• **Task objective**:
Work out the number of lines with "dmts" in them. Reply with that number and no other words.

Stored entries
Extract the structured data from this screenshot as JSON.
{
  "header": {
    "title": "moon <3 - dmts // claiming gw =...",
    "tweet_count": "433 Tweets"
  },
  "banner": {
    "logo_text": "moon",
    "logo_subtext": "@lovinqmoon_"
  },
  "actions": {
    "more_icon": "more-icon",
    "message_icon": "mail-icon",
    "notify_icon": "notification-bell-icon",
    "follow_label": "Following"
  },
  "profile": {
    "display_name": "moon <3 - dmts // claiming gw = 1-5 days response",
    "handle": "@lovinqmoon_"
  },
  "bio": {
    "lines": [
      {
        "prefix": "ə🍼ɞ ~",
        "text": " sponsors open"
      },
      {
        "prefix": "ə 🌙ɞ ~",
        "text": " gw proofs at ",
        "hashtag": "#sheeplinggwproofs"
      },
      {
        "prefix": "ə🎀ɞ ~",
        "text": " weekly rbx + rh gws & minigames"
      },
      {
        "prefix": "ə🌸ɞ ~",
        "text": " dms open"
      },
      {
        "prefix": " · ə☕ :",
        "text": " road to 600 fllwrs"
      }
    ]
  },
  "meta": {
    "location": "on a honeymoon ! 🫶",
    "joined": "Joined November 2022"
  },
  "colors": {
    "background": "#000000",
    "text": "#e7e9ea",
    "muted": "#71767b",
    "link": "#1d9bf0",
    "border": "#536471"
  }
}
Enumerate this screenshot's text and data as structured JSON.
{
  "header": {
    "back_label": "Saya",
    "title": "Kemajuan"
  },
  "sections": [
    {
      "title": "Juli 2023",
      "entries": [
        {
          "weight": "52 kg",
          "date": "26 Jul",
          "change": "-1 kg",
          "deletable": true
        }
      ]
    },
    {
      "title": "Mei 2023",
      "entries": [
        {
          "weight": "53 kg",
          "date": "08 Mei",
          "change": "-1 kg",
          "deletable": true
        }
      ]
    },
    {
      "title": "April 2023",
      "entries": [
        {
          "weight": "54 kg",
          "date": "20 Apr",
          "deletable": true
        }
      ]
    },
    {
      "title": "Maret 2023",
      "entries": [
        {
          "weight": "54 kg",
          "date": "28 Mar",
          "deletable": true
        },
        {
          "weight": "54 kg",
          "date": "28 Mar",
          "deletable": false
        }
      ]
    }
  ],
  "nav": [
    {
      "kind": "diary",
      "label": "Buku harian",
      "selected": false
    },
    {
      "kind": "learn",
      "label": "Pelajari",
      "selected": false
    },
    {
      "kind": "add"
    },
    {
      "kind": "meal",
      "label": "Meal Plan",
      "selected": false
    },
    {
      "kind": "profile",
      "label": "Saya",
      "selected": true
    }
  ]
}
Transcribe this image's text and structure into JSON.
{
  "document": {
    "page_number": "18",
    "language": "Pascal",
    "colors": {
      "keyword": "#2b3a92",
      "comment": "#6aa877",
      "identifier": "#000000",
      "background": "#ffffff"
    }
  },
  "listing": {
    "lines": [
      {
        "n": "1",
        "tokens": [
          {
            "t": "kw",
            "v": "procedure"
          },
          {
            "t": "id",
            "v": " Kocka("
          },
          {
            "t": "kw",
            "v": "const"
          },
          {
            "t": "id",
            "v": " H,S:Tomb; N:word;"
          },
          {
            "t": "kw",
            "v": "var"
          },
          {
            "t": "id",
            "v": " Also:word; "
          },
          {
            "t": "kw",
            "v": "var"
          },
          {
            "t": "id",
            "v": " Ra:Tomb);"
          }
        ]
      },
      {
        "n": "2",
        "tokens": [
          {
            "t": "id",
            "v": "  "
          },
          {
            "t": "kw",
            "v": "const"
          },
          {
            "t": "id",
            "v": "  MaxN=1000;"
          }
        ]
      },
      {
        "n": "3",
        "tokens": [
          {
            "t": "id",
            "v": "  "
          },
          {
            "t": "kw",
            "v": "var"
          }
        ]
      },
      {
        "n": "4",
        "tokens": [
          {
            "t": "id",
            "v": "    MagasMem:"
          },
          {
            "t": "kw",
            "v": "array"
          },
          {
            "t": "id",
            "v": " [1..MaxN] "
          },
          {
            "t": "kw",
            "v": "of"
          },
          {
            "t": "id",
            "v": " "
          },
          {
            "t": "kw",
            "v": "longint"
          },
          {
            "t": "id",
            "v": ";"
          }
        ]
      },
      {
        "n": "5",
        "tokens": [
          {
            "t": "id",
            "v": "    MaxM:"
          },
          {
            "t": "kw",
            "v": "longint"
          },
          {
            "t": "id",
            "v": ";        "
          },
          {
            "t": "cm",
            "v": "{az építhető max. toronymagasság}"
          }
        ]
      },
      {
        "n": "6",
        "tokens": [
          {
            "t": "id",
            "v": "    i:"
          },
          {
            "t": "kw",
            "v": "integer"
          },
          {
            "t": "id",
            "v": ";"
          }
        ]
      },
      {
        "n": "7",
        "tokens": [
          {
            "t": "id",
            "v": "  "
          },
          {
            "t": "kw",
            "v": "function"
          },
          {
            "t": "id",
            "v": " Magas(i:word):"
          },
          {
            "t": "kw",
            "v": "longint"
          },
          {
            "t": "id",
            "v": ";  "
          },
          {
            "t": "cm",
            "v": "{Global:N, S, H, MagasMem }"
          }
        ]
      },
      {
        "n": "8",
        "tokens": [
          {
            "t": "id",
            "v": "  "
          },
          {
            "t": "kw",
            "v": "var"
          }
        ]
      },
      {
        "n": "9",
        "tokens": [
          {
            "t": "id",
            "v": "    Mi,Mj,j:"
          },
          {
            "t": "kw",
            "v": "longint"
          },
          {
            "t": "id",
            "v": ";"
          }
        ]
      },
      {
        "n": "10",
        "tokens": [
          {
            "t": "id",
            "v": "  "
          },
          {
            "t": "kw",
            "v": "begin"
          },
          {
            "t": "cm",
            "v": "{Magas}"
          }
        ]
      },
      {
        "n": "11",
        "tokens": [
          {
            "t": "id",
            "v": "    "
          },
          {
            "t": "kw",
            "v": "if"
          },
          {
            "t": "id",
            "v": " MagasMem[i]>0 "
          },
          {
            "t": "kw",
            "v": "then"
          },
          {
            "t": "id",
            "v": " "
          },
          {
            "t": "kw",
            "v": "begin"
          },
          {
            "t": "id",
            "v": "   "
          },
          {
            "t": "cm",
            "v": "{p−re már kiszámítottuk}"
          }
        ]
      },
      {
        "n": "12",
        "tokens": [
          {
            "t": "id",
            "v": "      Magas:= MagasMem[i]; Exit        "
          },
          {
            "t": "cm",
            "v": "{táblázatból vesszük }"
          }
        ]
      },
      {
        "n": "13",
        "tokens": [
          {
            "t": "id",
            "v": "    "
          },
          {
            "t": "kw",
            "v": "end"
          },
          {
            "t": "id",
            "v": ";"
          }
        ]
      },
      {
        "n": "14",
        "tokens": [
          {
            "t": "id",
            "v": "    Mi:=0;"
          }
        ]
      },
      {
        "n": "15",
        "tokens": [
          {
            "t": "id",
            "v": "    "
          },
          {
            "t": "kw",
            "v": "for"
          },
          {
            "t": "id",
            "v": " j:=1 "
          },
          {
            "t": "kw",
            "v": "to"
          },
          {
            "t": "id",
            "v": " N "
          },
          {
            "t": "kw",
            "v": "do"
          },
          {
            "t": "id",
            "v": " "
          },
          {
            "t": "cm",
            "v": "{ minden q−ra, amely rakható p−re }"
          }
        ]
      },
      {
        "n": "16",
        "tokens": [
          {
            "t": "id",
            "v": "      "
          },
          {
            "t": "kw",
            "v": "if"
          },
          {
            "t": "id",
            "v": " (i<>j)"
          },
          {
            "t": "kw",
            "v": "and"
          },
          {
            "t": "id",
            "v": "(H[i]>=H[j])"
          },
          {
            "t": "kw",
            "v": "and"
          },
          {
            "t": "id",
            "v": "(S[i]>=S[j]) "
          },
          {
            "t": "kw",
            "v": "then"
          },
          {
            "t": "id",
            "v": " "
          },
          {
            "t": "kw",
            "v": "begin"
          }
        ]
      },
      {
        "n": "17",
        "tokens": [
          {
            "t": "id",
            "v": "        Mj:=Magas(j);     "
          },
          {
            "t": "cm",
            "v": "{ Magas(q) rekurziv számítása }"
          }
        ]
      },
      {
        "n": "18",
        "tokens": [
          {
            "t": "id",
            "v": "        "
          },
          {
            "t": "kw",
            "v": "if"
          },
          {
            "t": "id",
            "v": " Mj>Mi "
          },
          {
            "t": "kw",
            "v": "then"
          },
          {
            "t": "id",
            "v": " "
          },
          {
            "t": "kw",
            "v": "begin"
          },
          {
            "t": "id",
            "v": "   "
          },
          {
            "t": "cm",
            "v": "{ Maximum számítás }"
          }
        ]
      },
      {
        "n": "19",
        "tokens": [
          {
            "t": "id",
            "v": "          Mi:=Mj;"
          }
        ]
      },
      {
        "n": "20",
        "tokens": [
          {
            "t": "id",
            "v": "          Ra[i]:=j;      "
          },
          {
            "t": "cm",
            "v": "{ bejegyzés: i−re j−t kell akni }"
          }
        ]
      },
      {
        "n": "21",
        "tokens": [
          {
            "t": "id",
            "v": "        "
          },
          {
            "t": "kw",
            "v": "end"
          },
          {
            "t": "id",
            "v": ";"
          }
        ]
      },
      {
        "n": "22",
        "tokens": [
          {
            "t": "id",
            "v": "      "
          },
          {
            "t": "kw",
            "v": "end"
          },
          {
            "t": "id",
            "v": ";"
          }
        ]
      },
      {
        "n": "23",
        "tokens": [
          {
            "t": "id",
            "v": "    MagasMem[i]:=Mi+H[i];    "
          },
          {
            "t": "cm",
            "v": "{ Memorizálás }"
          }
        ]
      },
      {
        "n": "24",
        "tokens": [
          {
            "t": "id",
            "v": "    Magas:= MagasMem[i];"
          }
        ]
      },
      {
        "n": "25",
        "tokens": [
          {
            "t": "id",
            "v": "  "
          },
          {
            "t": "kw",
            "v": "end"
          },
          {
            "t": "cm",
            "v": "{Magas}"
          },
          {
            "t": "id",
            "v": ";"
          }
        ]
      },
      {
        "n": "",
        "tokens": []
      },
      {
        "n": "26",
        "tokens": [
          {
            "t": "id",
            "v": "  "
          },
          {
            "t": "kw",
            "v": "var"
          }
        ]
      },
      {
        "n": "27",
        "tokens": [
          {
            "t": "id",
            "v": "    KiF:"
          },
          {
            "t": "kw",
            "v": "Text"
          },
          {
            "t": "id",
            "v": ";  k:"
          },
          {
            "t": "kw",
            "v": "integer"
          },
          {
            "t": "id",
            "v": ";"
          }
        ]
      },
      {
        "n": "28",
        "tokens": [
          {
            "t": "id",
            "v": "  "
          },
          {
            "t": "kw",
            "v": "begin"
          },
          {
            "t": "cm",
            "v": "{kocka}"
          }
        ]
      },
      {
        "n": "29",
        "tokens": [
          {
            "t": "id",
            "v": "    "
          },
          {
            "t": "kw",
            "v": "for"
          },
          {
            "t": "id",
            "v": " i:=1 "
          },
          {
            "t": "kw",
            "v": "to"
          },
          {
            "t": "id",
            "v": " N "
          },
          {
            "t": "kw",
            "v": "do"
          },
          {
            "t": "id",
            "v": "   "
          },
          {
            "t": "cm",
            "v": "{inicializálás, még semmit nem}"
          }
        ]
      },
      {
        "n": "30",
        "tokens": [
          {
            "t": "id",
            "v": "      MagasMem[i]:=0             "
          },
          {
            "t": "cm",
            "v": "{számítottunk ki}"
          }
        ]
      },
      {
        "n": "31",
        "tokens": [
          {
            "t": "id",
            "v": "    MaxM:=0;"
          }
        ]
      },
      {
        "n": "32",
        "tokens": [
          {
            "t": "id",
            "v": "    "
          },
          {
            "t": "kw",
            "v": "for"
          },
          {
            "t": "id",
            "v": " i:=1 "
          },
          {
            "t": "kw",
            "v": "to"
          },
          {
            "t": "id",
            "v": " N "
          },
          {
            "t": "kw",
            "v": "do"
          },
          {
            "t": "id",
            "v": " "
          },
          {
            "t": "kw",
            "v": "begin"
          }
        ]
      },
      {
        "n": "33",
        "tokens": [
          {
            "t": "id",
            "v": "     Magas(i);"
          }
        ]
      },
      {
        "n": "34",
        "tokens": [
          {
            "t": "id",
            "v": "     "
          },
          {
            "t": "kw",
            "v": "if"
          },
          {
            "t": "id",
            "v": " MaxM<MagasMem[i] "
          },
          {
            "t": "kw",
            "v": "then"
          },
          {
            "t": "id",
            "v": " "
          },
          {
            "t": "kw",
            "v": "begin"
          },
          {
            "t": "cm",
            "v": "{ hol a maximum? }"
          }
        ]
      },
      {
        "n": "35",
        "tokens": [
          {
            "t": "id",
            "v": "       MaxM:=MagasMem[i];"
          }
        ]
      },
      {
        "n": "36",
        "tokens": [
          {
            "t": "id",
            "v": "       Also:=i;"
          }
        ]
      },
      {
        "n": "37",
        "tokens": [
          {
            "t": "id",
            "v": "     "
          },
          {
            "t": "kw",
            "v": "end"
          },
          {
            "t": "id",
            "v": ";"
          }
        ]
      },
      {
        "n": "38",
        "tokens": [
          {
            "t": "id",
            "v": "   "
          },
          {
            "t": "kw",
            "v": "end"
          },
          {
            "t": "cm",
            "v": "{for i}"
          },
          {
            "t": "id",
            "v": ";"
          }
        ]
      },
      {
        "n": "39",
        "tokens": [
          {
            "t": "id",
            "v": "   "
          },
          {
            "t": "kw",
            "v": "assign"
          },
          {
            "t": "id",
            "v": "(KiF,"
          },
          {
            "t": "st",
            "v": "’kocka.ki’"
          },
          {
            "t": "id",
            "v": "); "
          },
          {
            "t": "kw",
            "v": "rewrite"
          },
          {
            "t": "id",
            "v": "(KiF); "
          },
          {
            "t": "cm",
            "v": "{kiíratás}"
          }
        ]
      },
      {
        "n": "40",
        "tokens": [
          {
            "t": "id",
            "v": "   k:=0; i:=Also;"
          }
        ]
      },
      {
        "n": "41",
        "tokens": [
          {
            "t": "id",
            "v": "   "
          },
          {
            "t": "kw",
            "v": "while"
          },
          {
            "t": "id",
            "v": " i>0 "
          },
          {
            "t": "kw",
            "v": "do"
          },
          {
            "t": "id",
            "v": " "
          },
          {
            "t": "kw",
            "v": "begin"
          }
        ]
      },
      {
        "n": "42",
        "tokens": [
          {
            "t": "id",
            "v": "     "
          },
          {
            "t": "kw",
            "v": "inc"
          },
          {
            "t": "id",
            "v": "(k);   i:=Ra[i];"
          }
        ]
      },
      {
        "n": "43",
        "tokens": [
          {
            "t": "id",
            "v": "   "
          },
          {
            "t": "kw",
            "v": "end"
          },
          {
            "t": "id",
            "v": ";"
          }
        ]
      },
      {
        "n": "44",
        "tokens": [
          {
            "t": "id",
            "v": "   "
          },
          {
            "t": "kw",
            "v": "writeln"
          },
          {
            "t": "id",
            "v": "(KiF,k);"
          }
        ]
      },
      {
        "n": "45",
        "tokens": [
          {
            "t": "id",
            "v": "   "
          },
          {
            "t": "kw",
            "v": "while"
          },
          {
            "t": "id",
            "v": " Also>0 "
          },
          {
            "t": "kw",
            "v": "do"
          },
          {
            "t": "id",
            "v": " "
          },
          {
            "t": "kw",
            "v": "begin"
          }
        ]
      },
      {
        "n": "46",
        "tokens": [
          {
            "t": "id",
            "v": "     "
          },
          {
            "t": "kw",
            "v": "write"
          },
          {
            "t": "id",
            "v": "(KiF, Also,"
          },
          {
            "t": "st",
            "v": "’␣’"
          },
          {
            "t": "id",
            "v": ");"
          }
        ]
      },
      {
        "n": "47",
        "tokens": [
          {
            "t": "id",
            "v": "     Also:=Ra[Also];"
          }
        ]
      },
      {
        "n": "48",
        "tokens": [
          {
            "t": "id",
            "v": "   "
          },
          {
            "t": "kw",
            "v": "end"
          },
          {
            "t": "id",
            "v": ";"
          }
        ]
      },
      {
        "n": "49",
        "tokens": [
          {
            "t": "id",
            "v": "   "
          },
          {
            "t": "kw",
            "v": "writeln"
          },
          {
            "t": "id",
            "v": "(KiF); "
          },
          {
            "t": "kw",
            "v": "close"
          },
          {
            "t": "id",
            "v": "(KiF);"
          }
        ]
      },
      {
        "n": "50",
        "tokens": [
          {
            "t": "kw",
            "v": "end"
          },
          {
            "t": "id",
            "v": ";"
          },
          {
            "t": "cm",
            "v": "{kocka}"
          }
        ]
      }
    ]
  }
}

• **Solved problem**:
2